I hope you all looked at the video Adam posted last night, made by Israelis parodying the Palestinian-solidarity movement behind the flotilla. Watch the credits roll at the end, and you it looks like all the Arabs and Muslims in the parody are played by Jews.
In this sense it is like the popular but verboten radio show in the US before the civil rights movement: the Amos 'n Andy show, in which the black roles were played by white people, for a while anyway. Black people hated this show. The NAACP tried to get it off the air. Wikipedia says it stopped right after the civil rights act, 1966.
I don't think the producers of the flotilla parody had any choice but to hire Jews to play the non-Jews. Israel is a Jewish society. Part of the pleasure of visiting Israel for American Jews, famously, is we go over there and the bus drivers are Jewish, the peddlers are Jewish, the garbagemen are Jewish.
There are more Palestinians in Israeli society (20 percent) than there were blacks in American society during Amos 'n Andy (15 percent), but the Palestinians are second-class citizens. They are not required to serve in the military, and very few do. Their political parties are NEVER invited into the governing coalitions, which is why the Jewish Labor party ends up making coalitions with the far right wing. They're all Jewish! So 1/5 of the population is excluded from the government!
More Amos'n-Andy-ism:
Max Ajl posted this video (the second one down) from the Knesset meeting yesterday with translations of some of the things said to the Palestinian Member of Knesset Hanin Zuabi after she returned from the flotilla. One of the quotes:
"The blue and white flag is yours. You are in the Jewish state even if your bowels turn. The hatikva is your national anthem even if your heart twists/is aghast. And if you don’t like it - drink the sea of Gaza." -Arieh Eldad (National Union).
There were times in the U.S. when such vitriol was aimed at black people.

◆ **Written problem A**
List every occupation that the post on the flotilla parody names as being held by Jews in Israel.

◆ **Material**

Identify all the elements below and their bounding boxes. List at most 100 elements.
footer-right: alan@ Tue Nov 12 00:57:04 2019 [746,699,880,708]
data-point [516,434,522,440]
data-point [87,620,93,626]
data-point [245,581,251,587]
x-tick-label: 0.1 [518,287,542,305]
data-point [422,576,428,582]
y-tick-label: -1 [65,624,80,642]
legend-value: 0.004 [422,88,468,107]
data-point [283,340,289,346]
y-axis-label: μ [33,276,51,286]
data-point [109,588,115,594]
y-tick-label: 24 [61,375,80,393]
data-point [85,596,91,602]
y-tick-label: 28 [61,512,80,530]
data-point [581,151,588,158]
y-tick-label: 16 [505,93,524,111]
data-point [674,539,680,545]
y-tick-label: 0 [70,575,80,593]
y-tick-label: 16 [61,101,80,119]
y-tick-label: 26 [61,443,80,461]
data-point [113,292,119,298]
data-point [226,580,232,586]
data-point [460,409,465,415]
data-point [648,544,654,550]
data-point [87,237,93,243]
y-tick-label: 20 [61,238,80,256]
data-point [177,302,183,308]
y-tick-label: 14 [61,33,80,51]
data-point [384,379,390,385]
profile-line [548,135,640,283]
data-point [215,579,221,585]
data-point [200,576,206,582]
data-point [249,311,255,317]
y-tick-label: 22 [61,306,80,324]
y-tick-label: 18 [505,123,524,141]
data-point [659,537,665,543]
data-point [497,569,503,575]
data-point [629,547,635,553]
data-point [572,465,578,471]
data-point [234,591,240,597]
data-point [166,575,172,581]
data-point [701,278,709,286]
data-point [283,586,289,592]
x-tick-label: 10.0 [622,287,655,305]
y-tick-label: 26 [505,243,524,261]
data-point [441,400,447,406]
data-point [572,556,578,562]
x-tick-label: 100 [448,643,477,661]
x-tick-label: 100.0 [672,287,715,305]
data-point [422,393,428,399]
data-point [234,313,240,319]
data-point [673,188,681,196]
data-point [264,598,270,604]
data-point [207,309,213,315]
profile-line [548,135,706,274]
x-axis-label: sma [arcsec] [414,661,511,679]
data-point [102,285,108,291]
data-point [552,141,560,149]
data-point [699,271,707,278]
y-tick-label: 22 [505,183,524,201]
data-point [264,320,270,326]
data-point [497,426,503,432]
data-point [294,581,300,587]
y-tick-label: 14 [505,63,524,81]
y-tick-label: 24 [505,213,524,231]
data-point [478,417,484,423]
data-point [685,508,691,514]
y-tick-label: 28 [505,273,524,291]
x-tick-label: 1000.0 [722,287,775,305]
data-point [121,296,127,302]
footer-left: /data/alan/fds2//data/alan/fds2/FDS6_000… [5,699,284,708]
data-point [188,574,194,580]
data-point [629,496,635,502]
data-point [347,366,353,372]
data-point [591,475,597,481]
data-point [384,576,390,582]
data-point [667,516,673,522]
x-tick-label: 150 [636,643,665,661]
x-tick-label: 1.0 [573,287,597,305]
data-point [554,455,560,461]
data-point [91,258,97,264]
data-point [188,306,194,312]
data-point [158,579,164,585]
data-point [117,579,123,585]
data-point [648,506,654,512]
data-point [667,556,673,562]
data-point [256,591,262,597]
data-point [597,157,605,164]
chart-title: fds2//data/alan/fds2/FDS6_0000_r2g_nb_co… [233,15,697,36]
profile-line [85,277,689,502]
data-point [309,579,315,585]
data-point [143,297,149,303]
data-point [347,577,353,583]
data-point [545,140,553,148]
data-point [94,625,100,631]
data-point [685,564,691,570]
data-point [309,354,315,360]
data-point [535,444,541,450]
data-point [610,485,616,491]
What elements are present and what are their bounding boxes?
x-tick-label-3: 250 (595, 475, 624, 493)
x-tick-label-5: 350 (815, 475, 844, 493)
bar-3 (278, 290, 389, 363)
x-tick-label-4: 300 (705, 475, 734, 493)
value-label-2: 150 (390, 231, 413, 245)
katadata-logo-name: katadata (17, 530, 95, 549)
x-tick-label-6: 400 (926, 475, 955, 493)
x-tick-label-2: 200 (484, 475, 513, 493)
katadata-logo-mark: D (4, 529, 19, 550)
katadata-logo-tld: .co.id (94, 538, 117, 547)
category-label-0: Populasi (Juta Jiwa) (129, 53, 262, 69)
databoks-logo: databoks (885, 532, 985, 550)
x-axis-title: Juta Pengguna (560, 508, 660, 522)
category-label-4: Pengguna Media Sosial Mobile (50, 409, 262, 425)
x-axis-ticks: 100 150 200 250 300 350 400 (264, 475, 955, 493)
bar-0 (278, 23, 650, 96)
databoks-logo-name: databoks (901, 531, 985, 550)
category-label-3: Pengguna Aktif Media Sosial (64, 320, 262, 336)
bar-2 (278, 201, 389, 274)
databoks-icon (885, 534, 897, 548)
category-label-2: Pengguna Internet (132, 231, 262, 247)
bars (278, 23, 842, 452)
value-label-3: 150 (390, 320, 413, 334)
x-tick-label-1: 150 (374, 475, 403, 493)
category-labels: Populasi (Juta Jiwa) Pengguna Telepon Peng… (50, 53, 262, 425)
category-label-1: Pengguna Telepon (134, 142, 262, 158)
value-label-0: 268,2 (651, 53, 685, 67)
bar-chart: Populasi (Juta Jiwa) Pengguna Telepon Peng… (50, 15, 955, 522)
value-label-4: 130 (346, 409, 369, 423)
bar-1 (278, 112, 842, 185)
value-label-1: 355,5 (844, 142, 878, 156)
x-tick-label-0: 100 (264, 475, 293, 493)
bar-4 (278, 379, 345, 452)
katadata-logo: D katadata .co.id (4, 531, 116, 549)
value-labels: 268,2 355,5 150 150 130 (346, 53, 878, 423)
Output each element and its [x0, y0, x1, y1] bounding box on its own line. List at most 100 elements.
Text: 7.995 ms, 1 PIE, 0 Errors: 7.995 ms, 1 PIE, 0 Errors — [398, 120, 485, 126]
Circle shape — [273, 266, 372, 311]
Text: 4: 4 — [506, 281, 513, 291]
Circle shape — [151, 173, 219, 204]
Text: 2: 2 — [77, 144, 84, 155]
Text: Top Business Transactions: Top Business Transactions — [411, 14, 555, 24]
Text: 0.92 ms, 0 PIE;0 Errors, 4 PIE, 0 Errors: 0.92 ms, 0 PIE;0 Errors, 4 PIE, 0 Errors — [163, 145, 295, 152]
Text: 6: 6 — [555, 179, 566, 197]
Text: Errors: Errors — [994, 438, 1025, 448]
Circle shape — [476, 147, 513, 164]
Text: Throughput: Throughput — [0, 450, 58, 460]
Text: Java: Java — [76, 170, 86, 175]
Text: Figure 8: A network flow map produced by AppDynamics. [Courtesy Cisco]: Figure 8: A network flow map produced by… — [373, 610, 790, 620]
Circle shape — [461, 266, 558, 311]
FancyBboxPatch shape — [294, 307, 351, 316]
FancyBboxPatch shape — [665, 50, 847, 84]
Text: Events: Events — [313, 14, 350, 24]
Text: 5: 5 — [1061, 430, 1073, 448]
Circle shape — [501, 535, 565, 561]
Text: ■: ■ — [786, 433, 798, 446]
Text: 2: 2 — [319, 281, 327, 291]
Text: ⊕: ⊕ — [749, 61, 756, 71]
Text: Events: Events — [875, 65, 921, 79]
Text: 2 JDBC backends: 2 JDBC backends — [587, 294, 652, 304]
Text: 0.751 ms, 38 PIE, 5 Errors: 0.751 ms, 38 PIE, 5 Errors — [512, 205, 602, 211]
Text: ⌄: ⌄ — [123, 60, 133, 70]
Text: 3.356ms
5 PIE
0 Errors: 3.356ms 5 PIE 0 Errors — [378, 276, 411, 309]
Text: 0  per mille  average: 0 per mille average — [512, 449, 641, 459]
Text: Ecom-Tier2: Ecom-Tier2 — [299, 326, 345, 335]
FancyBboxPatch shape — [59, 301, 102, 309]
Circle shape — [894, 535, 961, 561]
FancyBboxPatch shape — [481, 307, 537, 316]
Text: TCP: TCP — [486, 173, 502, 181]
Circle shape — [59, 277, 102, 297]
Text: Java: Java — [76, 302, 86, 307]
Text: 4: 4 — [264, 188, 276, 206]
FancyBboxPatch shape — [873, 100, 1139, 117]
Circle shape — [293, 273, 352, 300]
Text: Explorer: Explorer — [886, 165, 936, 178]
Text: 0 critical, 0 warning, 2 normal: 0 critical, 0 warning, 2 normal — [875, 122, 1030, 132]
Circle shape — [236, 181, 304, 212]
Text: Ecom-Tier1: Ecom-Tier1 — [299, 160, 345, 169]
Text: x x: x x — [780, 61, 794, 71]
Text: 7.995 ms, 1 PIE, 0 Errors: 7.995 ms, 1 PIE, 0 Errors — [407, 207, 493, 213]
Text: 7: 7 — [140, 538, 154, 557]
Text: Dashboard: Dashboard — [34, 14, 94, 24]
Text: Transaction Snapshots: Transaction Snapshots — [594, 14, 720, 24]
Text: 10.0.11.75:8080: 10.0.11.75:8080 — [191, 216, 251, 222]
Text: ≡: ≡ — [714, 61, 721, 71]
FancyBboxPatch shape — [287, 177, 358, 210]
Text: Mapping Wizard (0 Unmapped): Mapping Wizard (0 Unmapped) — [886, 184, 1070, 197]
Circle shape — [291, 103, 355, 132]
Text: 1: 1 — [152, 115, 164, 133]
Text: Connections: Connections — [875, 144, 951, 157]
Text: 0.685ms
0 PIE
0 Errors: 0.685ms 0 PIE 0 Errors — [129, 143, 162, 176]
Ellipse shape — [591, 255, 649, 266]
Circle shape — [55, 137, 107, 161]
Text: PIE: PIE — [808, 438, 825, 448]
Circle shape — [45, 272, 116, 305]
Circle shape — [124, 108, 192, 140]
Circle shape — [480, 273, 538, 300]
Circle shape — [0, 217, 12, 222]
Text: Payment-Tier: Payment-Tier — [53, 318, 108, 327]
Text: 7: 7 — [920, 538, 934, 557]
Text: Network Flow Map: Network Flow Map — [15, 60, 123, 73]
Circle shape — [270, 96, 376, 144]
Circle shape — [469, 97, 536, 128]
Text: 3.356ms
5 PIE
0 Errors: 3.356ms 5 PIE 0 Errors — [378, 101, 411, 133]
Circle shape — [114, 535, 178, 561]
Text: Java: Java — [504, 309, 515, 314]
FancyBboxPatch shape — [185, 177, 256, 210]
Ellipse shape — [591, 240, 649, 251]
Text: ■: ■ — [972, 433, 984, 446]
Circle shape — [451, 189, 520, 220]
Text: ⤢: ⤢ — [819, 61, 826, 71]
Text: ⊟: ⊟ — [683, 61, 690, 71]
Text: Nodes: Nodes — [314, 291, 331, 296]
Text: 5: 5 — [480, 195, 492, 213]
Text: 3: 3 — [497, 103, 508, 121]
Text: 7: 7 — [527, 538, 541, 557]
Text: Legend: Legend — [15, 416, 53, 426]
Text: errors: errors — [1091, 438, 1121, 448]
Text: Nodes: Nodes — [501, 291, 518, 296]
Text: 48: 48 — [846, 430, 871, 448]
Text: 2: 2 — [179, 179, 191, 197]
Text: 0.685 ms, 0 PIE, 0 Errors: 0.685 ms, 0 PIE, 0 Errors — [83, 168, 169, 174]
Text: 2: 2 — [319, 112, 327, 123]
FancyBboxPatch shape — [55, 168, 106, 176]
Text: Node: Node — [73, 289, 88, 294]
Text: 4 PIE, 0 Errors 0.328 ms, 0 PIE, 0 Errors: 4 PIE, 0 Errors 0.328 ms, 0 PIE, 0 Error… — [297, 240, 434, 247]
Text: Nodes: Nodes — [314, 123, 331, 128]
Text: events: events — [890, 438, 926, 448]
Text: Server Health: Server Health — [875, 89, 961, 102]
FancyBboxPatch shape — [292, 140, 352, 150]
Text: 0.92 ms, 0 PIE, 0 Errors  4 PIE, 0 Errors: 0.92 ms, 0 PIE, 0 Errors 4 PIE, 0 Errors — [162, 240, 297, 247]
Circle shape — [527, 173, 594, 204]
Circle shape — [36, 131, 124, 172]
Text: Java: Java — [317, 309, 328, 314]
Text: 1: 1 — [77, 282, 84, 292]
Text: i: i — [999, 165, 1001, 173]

◆ **Written problem B**
Print the records from their start through the line containing "data-point [226,580,232,586]", keeping every line unchanged and including both ends.

◆ **Written reply A**
bus drivers, peddlers, garbagemen

◆ **Written reply B**
Identify all the elements below and their bounding boxes. List at most 100 elements.
footer-right: alan@ Tue Nov 12 00:57:04 2019 [746,699,880,708]
data-point [516,434,522,440]
data-point [87,620,93,626]
data-point [245,581,251,587]
x-tick-label: 0.1 [518,287,542,305]
data-point [422,576,428,582]
y-tick-label: -1 [65,624,80,642]
legend-value: 0.004 [422,88,468,107]
data-point [283,340,289,346]
y-axis-label: μ [33,276,51,286]
data-point [109,588,115,594]
y-tick-label: 24 [61,375,80,393]
data-point [85,596,91,602]
y-tick-label: 28 [61,512,80,530]
data-point [581,151,588,158]
y-tick-label: 16 [505,93,524,111]
data-point [674,539,680,545]
y-tick-label: 0 [70,575,80,593]
y-tick-label: 16 [61,101,80,119]
y-tick-label: 26 [61,443,80,461]
data-point [113,292,119,298]
data-point [226,580,232,586]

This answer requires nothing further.